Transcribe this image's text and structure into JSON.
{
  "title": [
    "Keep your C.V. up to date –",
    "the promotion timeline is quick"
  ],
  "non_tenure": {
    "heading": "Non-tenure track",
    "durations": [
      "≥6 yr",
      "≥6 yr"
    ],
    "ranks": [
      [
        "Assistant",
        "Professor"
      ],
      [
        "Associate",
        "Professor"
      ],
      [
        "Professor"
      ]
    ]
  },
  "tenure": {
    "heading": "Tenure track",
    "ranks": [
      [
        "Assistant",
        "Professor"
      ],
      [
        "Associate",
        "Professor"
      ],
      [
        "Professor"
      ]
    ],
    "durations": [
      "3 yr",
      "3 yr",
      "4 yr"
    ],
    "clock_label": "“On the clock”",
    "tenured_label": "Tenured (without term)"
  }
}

• [WHAT IS REQUIRED]: Output the full listing without altering anything.

• [CORRECT OUTPUT]:
Transcribe this image's text and structure into JSON.
{
  "title": [
    "Keep your C.V. up to date –",
    "the promotion timeline is quick"
  ],
  "non_tenure": {
    "heading": "Non-tenure track",
    "durations": [
      "≥6 yr",
      "≥6 yr"
    ],
    "ranks": [
      [
        "Assistant",
        "Professor"
      ],
      [
        "Associate",
        "Professor"
      ],
      [
        "Professor"
      ]
    ]
  },
  "tenure": {
    "heading": "Tenure track",
    "ranks": [
      [
        "Assistant",
        "Professor"
      ],
      [
        "Associate",
        "Professor"
      ],
      [
        "Professor"
      ]
    ],
    "durations": [
      "3 yr",
      "3 yr",
      "4 yr"
    ],
    "clock_label": "“On the clock”",
    "tenured_label": "Tenured (without term)"
  }
}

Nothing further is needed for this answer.